▶ _REQUEST_:
Arrange every line of the data below as a Markdown table with the columns "No." and "Entry". Number each row and leave out blank lines.

▶ _Collection entries_:

↓↓↓

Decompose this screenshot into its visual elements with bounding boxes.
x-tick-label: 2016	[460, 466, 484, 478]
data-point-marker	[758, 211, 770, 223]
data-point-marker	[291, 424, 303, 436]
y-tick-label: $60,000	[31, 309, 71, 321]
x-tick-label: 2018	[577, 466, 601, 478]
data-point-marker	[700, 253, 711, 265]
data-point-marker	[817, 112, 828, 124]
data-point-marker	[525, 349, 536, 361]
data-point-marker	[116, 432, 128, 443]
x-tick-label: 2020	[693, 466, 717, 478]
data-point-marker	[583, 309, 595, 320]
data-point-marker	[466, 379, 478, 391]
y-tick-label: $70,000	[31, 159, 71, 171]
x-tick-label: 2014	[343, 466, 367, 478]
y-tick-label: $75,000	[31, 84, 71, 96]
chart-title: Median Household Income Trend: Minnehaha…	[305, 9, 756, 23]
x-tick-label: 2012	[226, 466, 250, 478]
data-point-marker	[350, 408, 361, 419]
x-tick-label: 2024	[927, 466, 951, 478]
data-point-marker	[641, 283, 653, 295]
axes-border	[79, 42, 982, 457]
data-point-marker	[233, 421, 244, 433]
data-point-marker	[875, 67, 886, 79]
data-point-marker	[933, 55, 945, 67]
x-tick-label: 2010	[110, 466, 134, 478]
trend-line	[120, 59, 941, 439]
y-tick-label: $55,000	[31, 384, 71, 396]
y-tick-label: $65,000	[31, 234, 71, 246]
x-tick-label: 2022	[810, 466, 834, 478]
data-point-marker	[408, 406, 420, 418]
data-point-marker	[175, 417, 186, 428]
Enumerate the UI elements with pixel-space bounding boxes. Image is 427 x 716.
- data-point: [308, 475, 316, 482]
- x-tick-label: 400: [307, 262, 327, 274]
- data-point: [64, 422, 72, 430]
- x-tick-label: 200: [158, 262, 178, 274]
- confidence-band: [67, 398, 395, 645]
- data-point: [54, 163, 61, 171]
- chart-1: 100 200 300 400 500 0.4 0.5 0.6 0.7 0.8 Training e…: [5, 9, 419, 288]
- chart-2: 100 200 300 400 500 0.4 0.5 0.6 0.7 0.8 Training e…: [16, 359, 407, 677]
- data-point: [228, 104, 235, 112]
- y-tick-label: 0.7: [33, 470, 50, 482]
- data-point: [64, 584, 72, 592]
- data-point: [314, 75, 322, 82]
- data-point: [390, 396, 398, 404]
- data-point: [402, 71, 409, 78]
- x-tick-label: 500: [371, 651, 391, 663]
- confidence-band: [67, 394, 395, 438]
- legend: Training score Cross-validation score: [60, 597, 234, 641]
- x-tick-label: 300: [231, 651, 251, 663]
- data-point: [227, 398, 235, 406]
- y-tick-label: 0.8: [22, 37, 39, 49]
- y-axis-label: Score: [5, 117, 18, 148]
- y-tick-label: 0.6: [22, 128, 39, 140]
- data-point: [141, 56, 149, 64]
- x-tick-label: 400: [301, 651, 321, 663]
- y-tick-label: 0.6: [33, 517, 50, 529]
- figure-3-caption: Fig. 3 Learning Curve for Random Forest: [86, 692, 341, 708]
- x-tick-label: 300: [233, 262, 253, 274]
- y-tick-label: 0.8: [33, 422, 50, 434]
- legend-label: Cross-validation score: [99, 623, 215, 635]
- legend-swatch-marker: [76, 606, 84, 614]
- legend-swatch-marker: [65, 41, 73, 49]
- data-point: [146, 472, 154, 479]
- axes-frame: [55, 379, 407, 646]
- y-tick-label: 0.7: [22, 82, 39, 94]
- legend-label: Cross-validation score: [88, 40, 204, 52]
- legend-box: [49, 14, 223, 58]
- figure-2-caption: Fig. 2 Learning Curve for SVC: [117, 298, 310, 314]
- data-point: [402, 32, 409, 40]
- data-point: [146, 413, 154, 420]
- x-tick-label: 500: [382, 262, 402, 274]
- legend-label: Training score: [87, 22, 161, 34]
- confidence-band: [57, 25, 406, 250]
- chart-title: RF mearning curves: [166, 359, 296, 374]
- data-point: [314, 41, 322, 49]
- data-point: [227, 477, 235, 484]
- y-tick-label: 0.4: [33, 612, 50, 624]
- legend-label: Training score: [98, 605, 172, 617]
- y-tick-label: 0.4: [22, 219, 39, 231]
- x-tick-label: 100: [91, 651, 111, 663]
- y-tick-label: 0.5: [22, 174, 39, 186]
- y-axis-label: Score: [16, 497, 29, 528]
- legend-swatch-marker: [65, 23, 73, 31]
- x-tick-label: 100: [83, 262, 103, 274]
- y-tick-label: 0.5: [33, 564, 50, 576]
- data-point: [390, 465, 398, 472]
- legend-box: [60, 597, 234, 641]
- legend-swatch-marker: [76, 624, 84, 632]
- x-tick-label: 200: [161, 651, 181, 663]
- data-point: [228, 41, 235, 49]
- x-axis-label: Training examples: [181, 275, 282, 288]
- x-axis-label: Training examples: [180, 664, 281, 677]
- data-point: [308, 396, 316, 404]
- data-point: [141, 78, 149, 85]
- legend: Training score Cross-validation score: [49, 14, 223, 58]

↑↑↑

▶ _TASK RESPONSE_:
| No. | Entry |
|---|---|
| 1 | Decompose this screenshot into its visual elements with bounding boxes. |
| 2 | x-tick-label: 2016	[460, 466, 484, 478] |
| 3 | data-point-marker	[758, 211, 770, 223] |
| 4 | data-point-marker	[291, 424, 303, 436] |
| 5 | y-tick-label: $60,000	[31, 309, 71, 321] |
| 6 | x-tick-label: 2018	[577, 466, 601, 478] |
| 7 | data-point-marker	[700, 253, 711, 265] |
| 8 | data-point-marker	[817, 112, 828, 124] |
| 9 | data-point-marker	[525, 349, 536, 361] |
| 10 | data-point-marker	[116, 432, 128, 443] |
| 11 | x-tick-label: 2020	[693, 466, 717, 478] |
| 12 | data-point-marker	[583, 309, 595, 320] |
| 13 | data-point-marker	[466, 379, 478, 391] |
| 14 | y-tick-label: $70,000	[31, 159, 71, 171] |
| 15 | x-tick-label: 2014	[343, 466, 367, 478] |
| 16 | y-tick-label: $75,000	[31, 84, 71, 96] |
| 17 | chart-title: Median Household Income Trend: Minnehaha…	[305, 9, 756, 23] |
| 18 | x-tick-label: 2012	[226, 466, 250, 478] |
| 19 | data-point-marker	[350, 408, 361, 419] |
| 20 | x-tick-label: 2024	[927, 466, 951, 478] |
| 21 | data-point-marker	[641, 283, 653, 295] |
| 22 | axes-border	[79, 42, 982, 457] |
| 23 | data-point-marker	[233, 421, 244, 433] |
| 24 | data-point-marker	[875, 67, 886, 79] |
| 25 | data-point-marker	[933, 55, 945, 67] |
| 26 | x-tick-label: 2010	[110, 466, 134, 478] |
| 27 | trend-line	[120, 59, 941, 439] |
| 28 | y-tick-label: $55,000	[31, 384, 71, 396] |
| 29 | y-tick-label: $65,000	[31, 234, 71, 246] |
| 30 | x-tick-label: 2022	[810, 466, 834, 478] |
| 31 | data-point-marker	[408, 406, 420, 418] |
| 32 | data-point-marker	[175, 417, 186, 428] |
| 33 | Enumerate the UI elements with pixel-space bounding boxes. Image is 427 x 716. |
| 34 | - data-point: [308, 475, 316, 482] |
| 35 | - x-tick-label: 400: [307, 262, 327, 274] |
| 36 | - data-point: [64, 422, 72, 430] |
| 37 | - x-tick-label: 200: [158, 262, 178, 274] |
| 38 | - confidence-band: [67, 398, 395, 645] |
| 39 | - data-point: [54, 163, 61, 171] |
| 40 | - chart-1: 100 200 300 400 500 0.4 0.5 0.6 0.7 0.8 Training e…: [5, 9, 419, 288] |
| 41 | - chart-2: 100 200 300 400 500 0.4 0.5 0.6 0.7 0.8 Training e…: [16, 359, 407, 677] |
| 42 | - data-point: [228, 104, 235, 112] |
| 43 | - y-tick-label: 0.7: [33, 470, 50, 482] |
| 44 | - data-point: [64, 584, 72, 592] |
| 45 | - data-point: [314, 75, 322, 82] |
| 46 | - data-point: [390, 396, 398, 404] |
| 47 | - data-point: [402, 71, 409, 78] |
| 48 | - x-tick-label: 500: [371, 651, 391, 663] |
| 49 | - confidence-band: [67, 394, 395, 438] |
| 50 | - legend: Training score Cross-validation score: [60, 597, 234, 641] |
| 51 | - x-tick-label: 300: [231, 651, 251, 663] |
| 52 | - data-point: [227, 398, 235, 406] |
| 53 | - y-tick-label: 0.8: [22, 37, 39, 49] |
| 54 | - y-axis-label: Score: [5, 117, 18, 148] |
| 55 | - y-tick-label: 0.6: [22, 128, 39, 140] |
| 56 | - data-point: [141, 56, 149, 64] |
| 57 | - x-tick-label: 400: [301, 651, 321, 663] |
| 58 | - y-tick-label: 0.6: [33, 517, 50, 529] |
| 59 | - figure-3-caption: Fig. 3 Learning Curve for Random Forest: [86, 692, 341, 708] |
| 60 | - x-tick-label: 300: [233, 262, 253, 274] |
| 61 | - y-tick-label: 0.8: [33, 422, 50, 434] |
| 62 | - legend-label: Cross-validation score: [99, 623, 215, 635] |
| 63 | - legend-swatch-marker: [76, 606, 84, 614] |
| 64 | - legend-swatch-marker: [65, 41, 73, 49] |
| 65 | - data-point: [146, 472, 154, 479] |
| 66 | - axes-frame: [55, 379, 407, 646] |
| 67 | - y-tick-label: 0.7: [22, 82, 39, 94] |
| 68 | - legend-label: Cross-validation score: [88, 40, 204, 52] |
| 69 | - legend-box: [49, 14, 223, 58] |
| 70 | - figure-2-caption: Fig. 2 Learning Curve for SVC: [117, 298, 310, 314] |
| 71 | - data-point: [402, 32, 409, 40] |
| 72 | - data-point: [146, 413, 154, 420] |
| 73 | - x-tick-label: 500: [382, 262, 402, 274] |
| 74 | - legend-label: Training score: [87, 22, 161, 34] |
| 75 | - confidence-band: [57, 25, 406, 250] |
| 76 | - chart-title: RF mearning curves: [166, 359, 296, 374] |
| 77 | - data-point: [314, 41, 322, 49] |
| 78 | - data-point: [227, 477, 235, 484] |
| 79 | - y-tick-label: 0.4: [33, 612, 50, 624] |
| 80 | - legend-label: Training score: [98, 605, 172, 617] |
| 81 | - y-tick-label: 0.4: [22, 219, 39, 231] |
| 82 | - x-tick-label: 100: [91, 651, 111, 663] |
| 83 | - y-tick-label: 0.5: [22, 174, 39, 186] |
| 84 | - y-axis-label: Score: [16, 497, 29, 528] |
| 85 | - legend-swatch-marker: [65, 23, 73, 31] |
| 86 | - x-tick-label: 100: [83, 262, 103, 274] |
| 87 | - y-tick-label: 0.5: [33, 564, 50, 576] |
| 88 | - data-point: [390, 465, 398, 472] |
| 89 | - legend-box: [60, 597, 234, 641] |
| 90 | - legend-swatch-marker: [76, 624, 84, 632] |
| 91 | - x-tick-label: 200: [161, 651, 181, 663] |
| 92 | - data-point: [228, 41, 235, 49] |
| 93 | - x-axis-label: Training examples: [181, 275, 282, 288] |
| 94 | - x-axis-label: Training examples: [180, 664, 281, 677] |
| 95 | - data-point: [308, 396, 316, 404] |
| 96 | - data-point: [141, 78, 149, 85] |
| 97 | - legend: Training score Cross-validation score: [49, 14, 223, 58] |